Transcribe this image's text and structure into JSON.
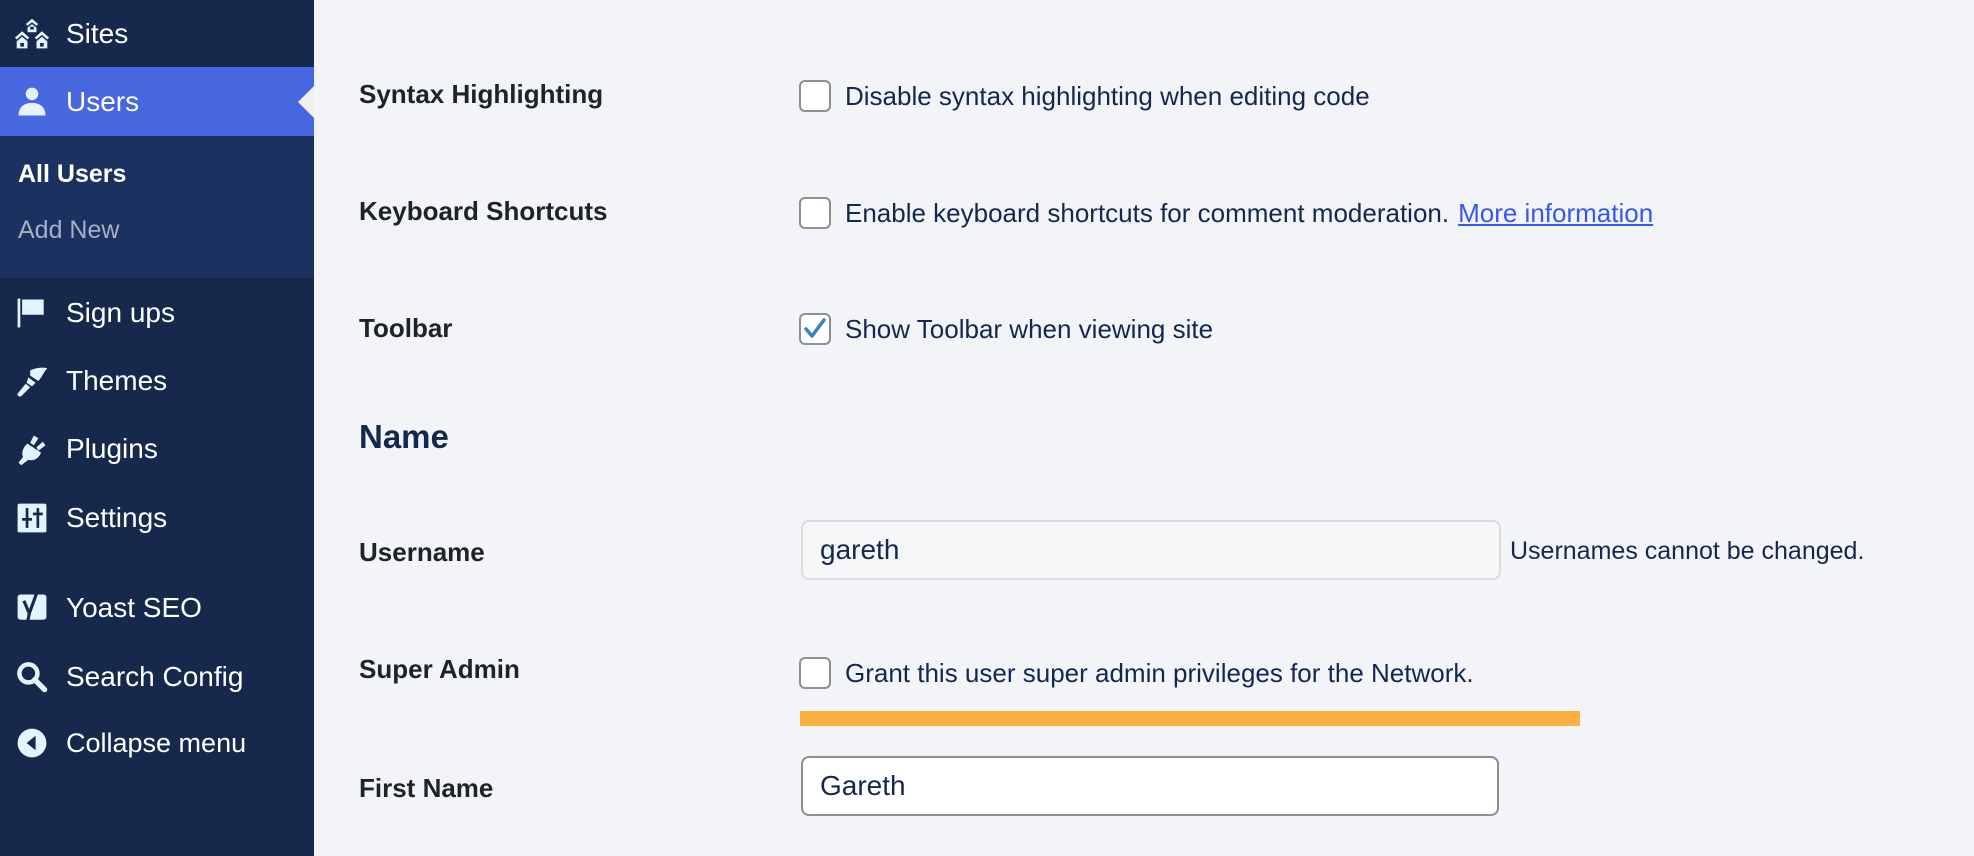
{
  "sidebar": {
    "items": [
      {
        "label": "Sites",
        "icon": "sites-icon"
      },
      {
        "label": "Users",
        "icon": "user-icon",
        "active": true
      },
      {
        "label": "Sign ups",
        "icon": "flag-icon"
      },
      {
        "label": "Themes",
        "icon": "paintbrush-icon"
      },
      {
        "label": "Plugins",
        "icon": "plug-icon"
      },
      {
        "label": "Settings",
        "icon": "sliders-icon"
      },
      {
        "label": "Yoast SEO",
        "icon": "yoast-icon"
      },
      {
        "label": "Search Config",
        "icon": "search-icon"
      },
      {
        "label": "Collapse menu",
        "icon": "collapse-arrow-icon"
      }
    ],
    "submenu": [
      {
        "label": "All Users",
        "current": true
      },
      {
        "label": "Add New",
        "current": false
      }
    ]
  },
  "main": {
    "syntax_highlighting": {
      "label": "Syntax Highlighting",
      "option": "Disable syntax highlighting when editing code",
      "checked": false
    },
    "keyboard_shortcuts": {
      "label": "Keyboard Shortcuts",
      "option": "Enable keyboard shortcuts for comment moderation.",
      "link": "More information",
      "checked": false
    },
    "toolbar": {
      "label": "Toolbar",
      "option": "Show Toolbar when viewing site",
      "checked": true
    },
    "name_section": {
      "heading": "Name"
    },
    "username": {
      "label": "Username",
      "value": "gareth",
      "description": "Usernames cannot be changed."
    },
    "super_admin": {
      "label": "Super Admin",
      "option": "Grant this user super admin privileges for the Network.",
      "checked": false
    },
    "first_name": {
      "label": "First Name",
      "value": "Gareth"
    }
  },
  "colors": {
    "sidebar_bg": "#16294d",
    "active_item": "#4667e0",
    "link": "#3858e9",
    "highlight_bar": "#fbb040",
    "checkmark": "#3582c4"
  }
}
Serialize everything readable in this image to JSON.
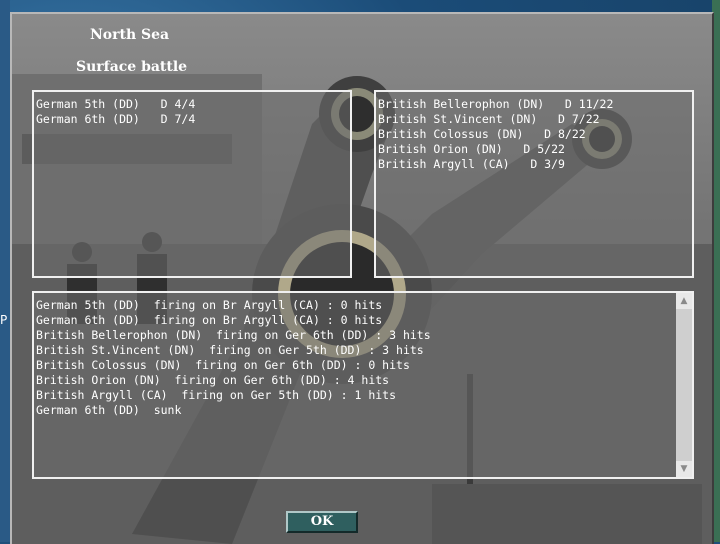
{
  "dialog": {
    "region": "North Sea",
    "battle_type": "Surface battle",
    "german_ships": [
      "German 5th (DD)   D 4/4",
      "German 6th (DD)   D 7/4"
    ],
    "british_ships": [
      "British Bellerophon (DN)   D 11/22",
      "British St.Vincent (DN)   D 7/22",
      "British Colossus (DN)   D 8/22",
      "British Orion (DN)   D 5/22",
      "British Argyll (CA)   D 3/9"
    ],
    "combat_log": [
      "German 5th (DD)  firing on Br Argyll (CA) : 0 hits",
      "German 6th (DD)  firing on Br Argyll (CA) : 0 hits",
      "British Bellerophon (DN)  firing on Ger 6th (DD) : 3 hits",
      "British St.Vincent (DN)  firing on Ger 5th (DD) : 3 hits",
      "British Colossus (DN)  firing on Ger 6th (DD) : 0 hits",
      "British Orion (DN)  firing on Ger 6th (DD) : 4 hits",
      "British Argyll (CA)  firing on Ger 5th (DD) : 1 hits",
      "German 6th (DD)  sunk"
    ],
    "ok_label": "OK"
  },
  "background": {
    "edge_text": "P"
  },
  "colors": {
    "dialog_bg": "#7b7b7b",
    "panel_border": "#f0f0f0",
    "ok_button": "#2f5f5f",
    "text": "#ffffff"
  }
}
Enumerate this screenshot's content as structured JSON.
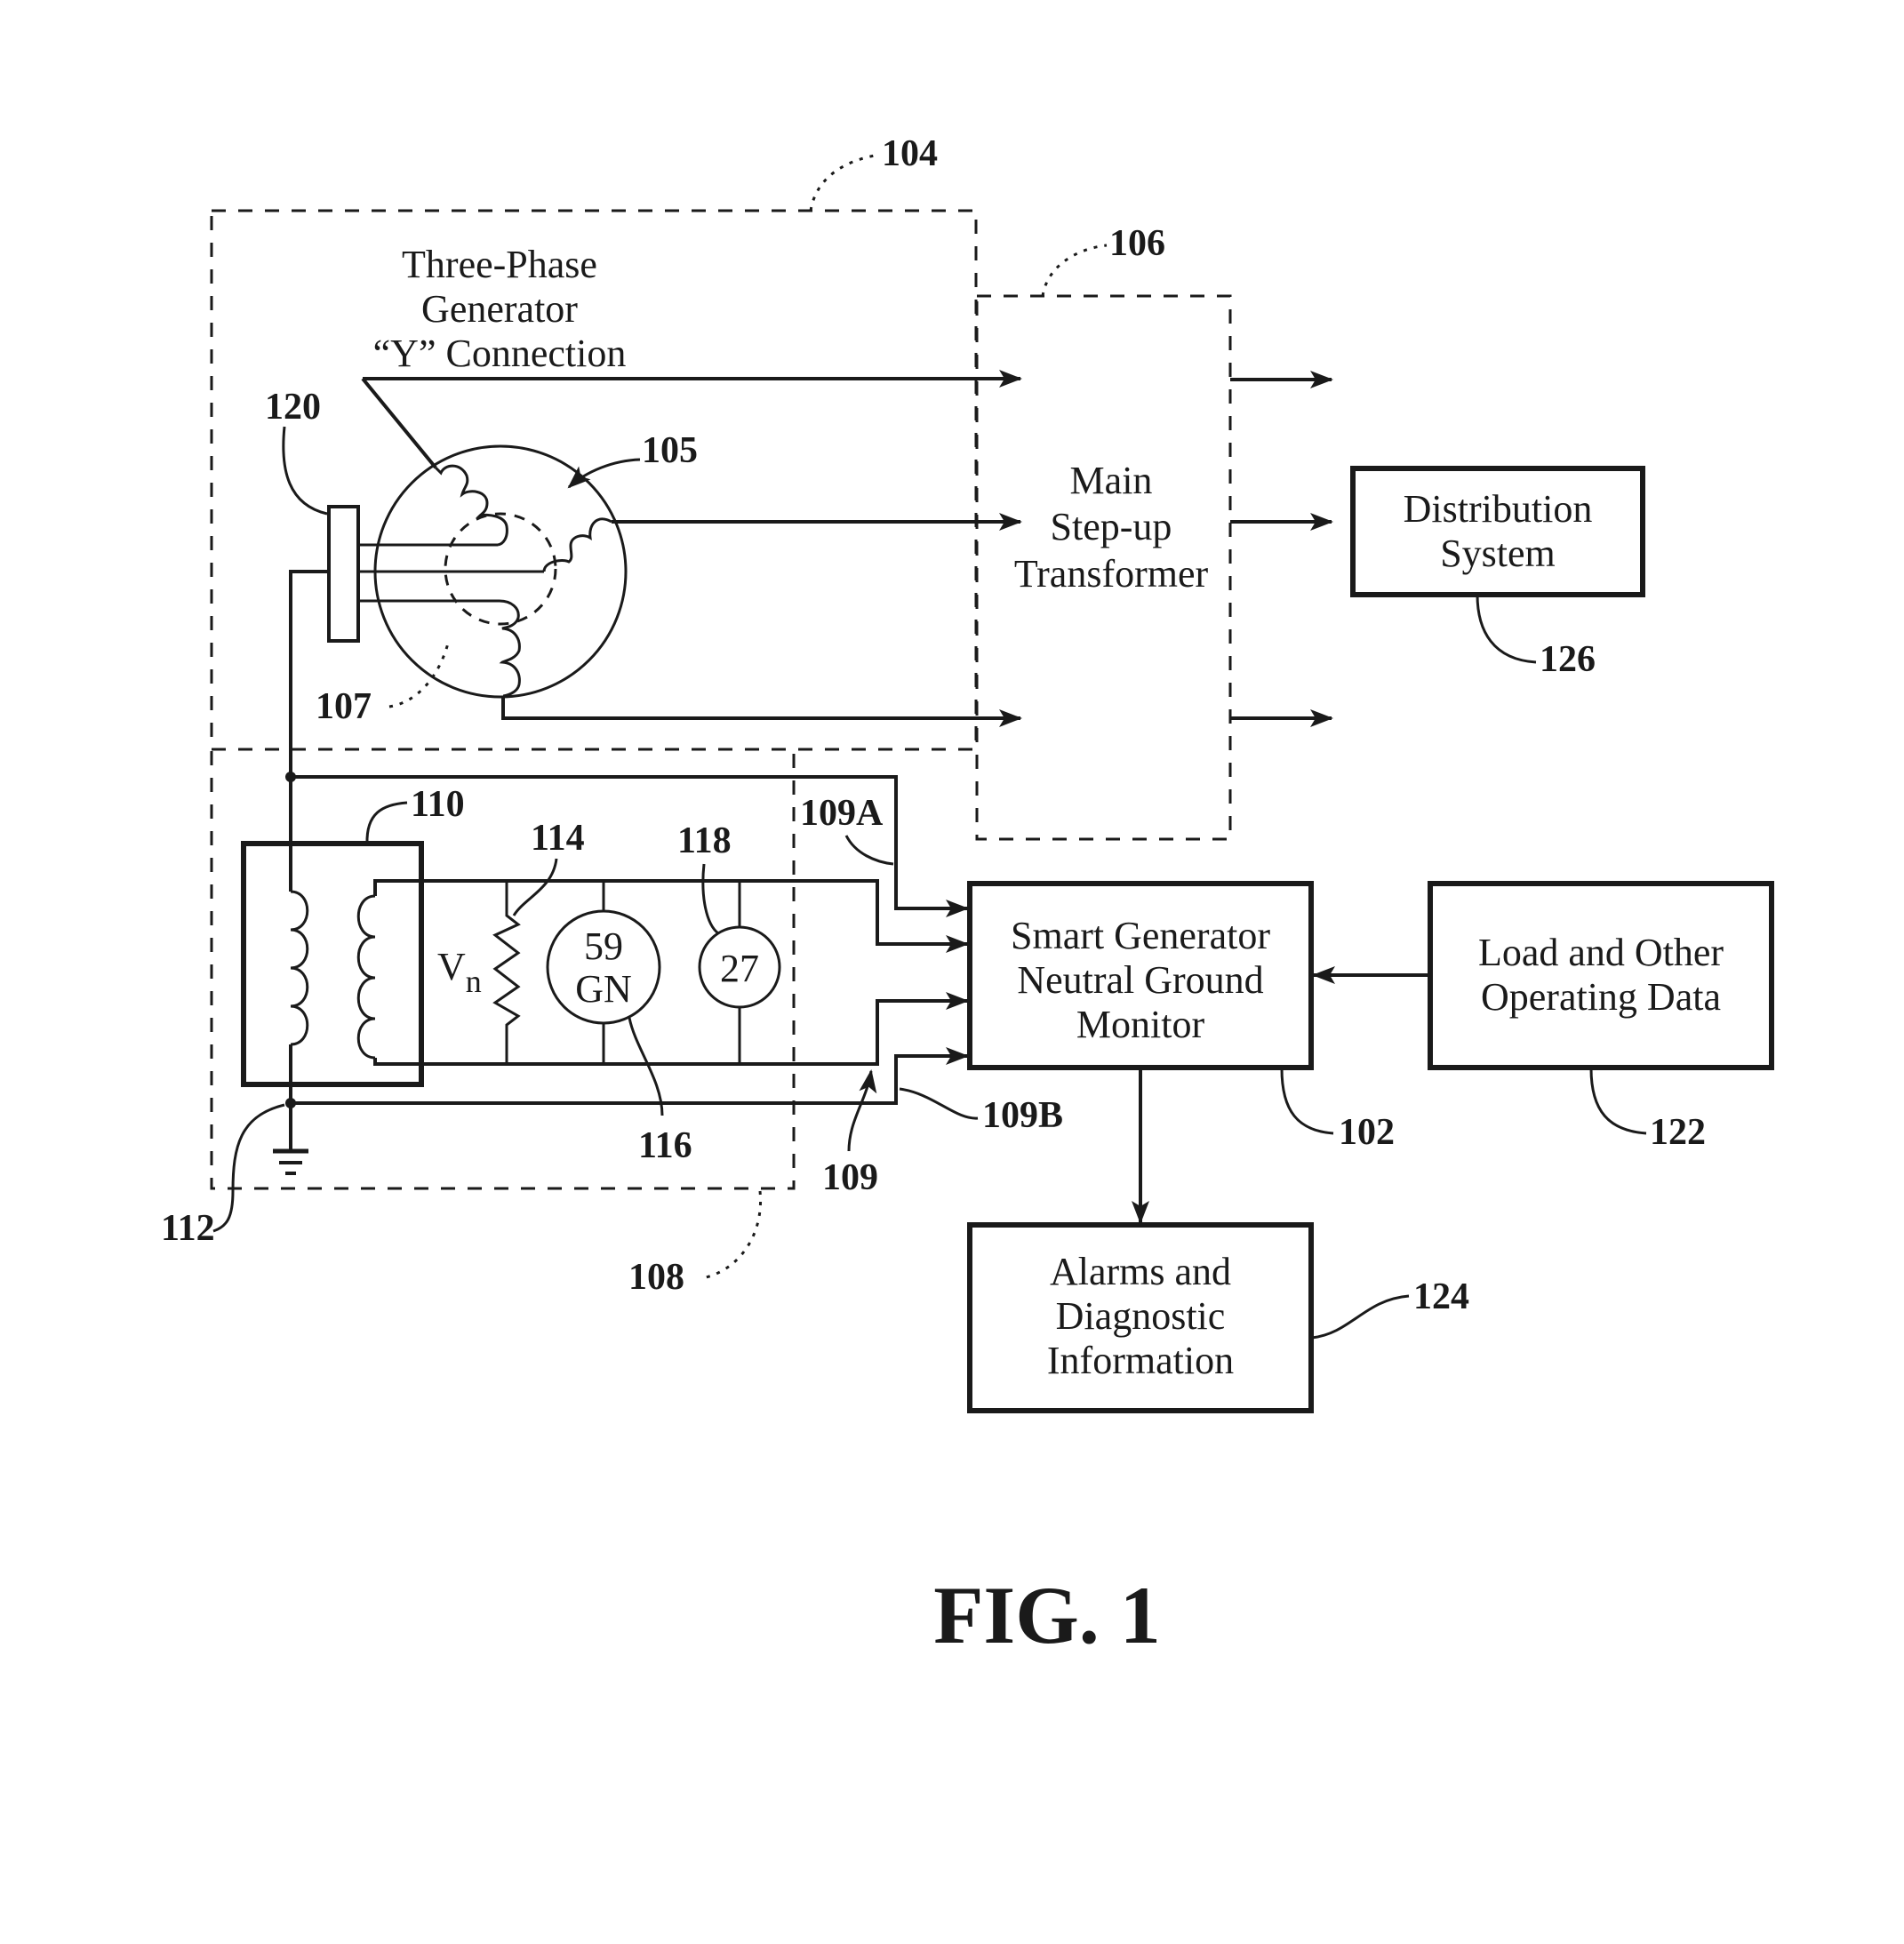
{
  "figure": {
    "caption": "FIG. 1",
    "colors": {
      "ink": "#1a1a1a",
      "paper": "#ffffff"
    }
  },
  "generator": {
    "title_lines": [
      "Three-Phase",
      "Generator",
      "“Y” Connection"
    ],
    "ref_enclosure": "104",
    "ref_windings": "105",
    "ref_neutral": "107",
    "ref_slip_ring": "120"
  },
  "transformer": {
    "lines": [
      "Main",
      "Step-up",
      "Transformer"
    ],
    "ref": "106"
  },
  "distribution": {
    "lines": [
      "Distribution",
      "System"
    ],
    "ref": "126"
  },
  "grounding": {
    "ref_enclosure": "108",
    "ref_transformer": "110",
    "ref_ground": "112",
    "ref_resistor": "114",
    "resistor_label": "V",
    "resistor_label_sub": "n",
    "relay_59gn_lines": [
      "59",
      "GN"
    ],
    "ref_59gn": "116",
    "relay_27": "27",
    "ref_27": "118"
  },
  "signals": {
    "ref_bundle": "109",
    "ref_a": "109A",
    "ref_b": "109B"
  },
  "monitor": {
    "lines": [
      "Smart Generator",
      "Neutral Ground",
      "Monitor"
    ],
    "ref": "102"
  },
  "load_data": {
    "lines": [
      "Load and Other",
      "Operating Data"
    ],
    "ref": "122"
  },
  "alarms": {
    "lines": [
      "Alarms and",
      "Diagnostic",
      "Information"
    ],
    "ref": "124"
  }
}
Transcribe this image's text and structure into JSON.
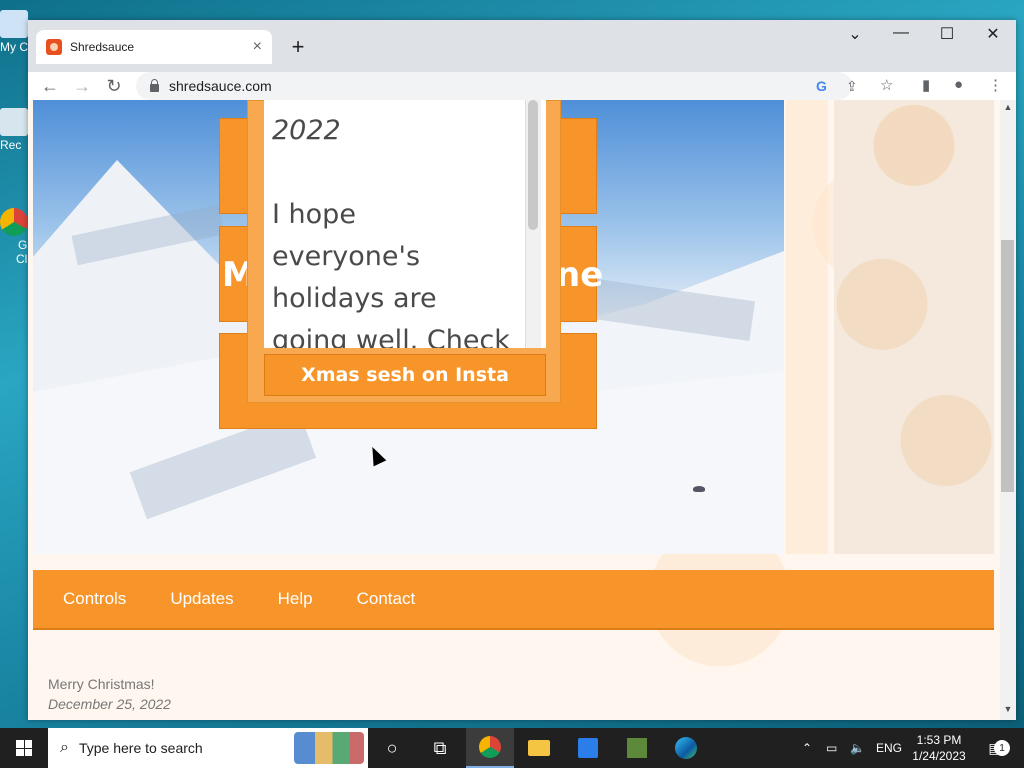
{
  "desktop": {
    "icons": [
      {
        "label": "My C"
      },
      {
        "label": "Rec"
      },
      {
        "label": "G"
      },
      {
        "label": "Cl"
      }
    ]
  },
  "browser": {
    "tab": {
      "title": "Shredsauce",
      "close": "×"
    },
    "new_tab": "+",
    "window_controls": {
      "chevron": "⌄",
      "minimize": "—",
      "maximize": "☐",
      "close": "✕"
    },
    "nav": {
      "back": "←",
      "forward": "→",
      "reload": "↻"
    },
    "url": "shredsauce.com",
    "omni_icons": {
      "google": "G",
      "share": "⇪",
      "star": "☆"
    },
    "toolbar_icons": {
      "sidepanel": "▮",
      "profile": "●",
      "menu": "⋮"
    }
  },
  "page": {
    "left_block_text": "M",
    "right_block_text": "ne",
    "popup": {
      "lines": [
        "2022",
        "",
        "I hope",
        "everyone's",
        "holidays are",
        "going well. Check"
      ],
      "button": "Xmas sesh on Insta"
    },
    "nav_links": [
      "Controls",
      "Updates",
      "Help",
      "Contact"
    ],
    "post": {
      "title": "Merry Christmas!",
      "date": "December 25, 2022"
    },
    "scroll_up": "▲",
    "scroll_down": "▼"
  },
  "taskbar": {
    "search_placeholder": "Type here to search",
    "tray": {
      "language": "ENG",
      "time": "1:53 PM",
      "date": "1/24/2023",
      "notifications": "1"
    },
    "apps": [
      "cortana",
      "task-view",
      "chrome",
      "file-explorer",
      "store",
      "minecraft",
      "edge"
    ]
  },
  "colors": {
    "accent": "#f7952a",
    "accent_dark": "#d97d17",
    "taskbar": "#202020"
  }
}
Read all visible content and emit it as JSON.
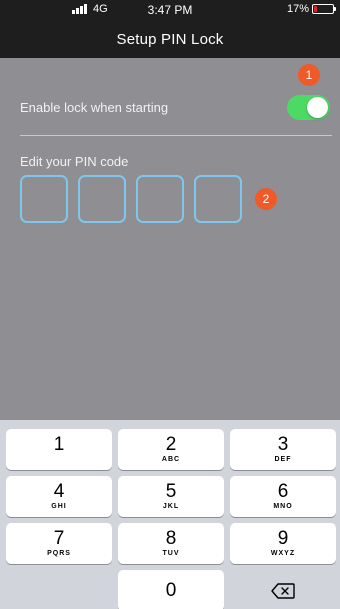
{
  "status_bar": {
    "network": "4G",
    "time": "3:47 PM",
    "battery_text": "17%",
    "battery_level": 0.17,
    "battery_color": "#e0242a"
  },
  "nav": {
    "title": "Setup PIN Lock"
  },
  "settings": {
    "enable_lock_label": "Enable lock when starting",
    "enable_lock_on": true,
    "toggle_color": "#4cd964",
    "pin_label": "Edit your PIN code",
    "pin_length": 4
  },
  "badges": {
    "badge_1": "1",
    "badge_2": "2",
    "color": "#f05a28"
  },
  "keypad": {
    "keys": [
      {
        "digit": "1",
        "letters": ""
      },
      {
        "digit": "2",
        "letters": "ABC"
      },
      {
        "digit": "3",
        "letters": "DEF"
      },
      {
        "digit": "4",
        "letters": "GHI"
      },
      {
        "digit": "5",
        "letters": "JKL"
      },
      {
        "digit": "6",
        "letters": "MNO"
      },
      {
        "digit": "7",
        "letters": "PQRS"
      },
      {
        "digit": "8",
        "letters": "TUV"
      },
      {
        "digit": "9",
        "letters": "WXYZ"
      },
      {
        "digit": "0",
        "letters": ""
      }
    ],
    "delete_icon": "backspace-icon"
  }
}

⁂

* [Stated goal]
Print once more, exactly, the lines from the one with "Read all visible content and emit it as JSON." through the last line of the data, both ends included, without any pictures.

* [Response]
Read all visible content and emit it as JSON.
{
  "status_bar": {
    "network": "4G",
    "time": "3:47 PM",
    "battery_text": "17%",
    "battery_level": 0.17,
    "battery_color": "#e0242a"
  },
  "nav": {
    "title": "Setup PIN Lock"
  },
  "settings": {
    "enable_lock_label": "Enable lock when starting",
    "enable_lock_on": true,
    "toggle_color": "#4cd964",
    "pin_label": "Edit your PIN code",
    "pin_length": 4
  },
  "badges": {
    "badge_1": "1",
    "badge_2": "2",
    "color": "#f05a28"
  },
  "keypad": {
    "keys": [
      {
        "digit": "1",
        "letters": ""
      },
      {
        "digit": "2",
        "letters": "ABC"
      },
      {
        "digit": "3",
        "letters": "DEF"
      },
      {
        "digit": "4",
        "letters": "GHI"
      },
      {
        "digit": "5",
        "letters": "JKL"
      },
      {
        "digit": "6",
        "letters": "MNO"
      },
      {
        "digit": "7",
        "letters": "PQRS"
      },
      {
        "digit": "8",
        "letters": "TUV"
      },
      {
        "digit": "9",
        "letters": "WXYZ"
      },
      {
        "digit": "0",
        "letters": ""
      }
    ],
    "delete_icon": "backspace-icon"
  }
}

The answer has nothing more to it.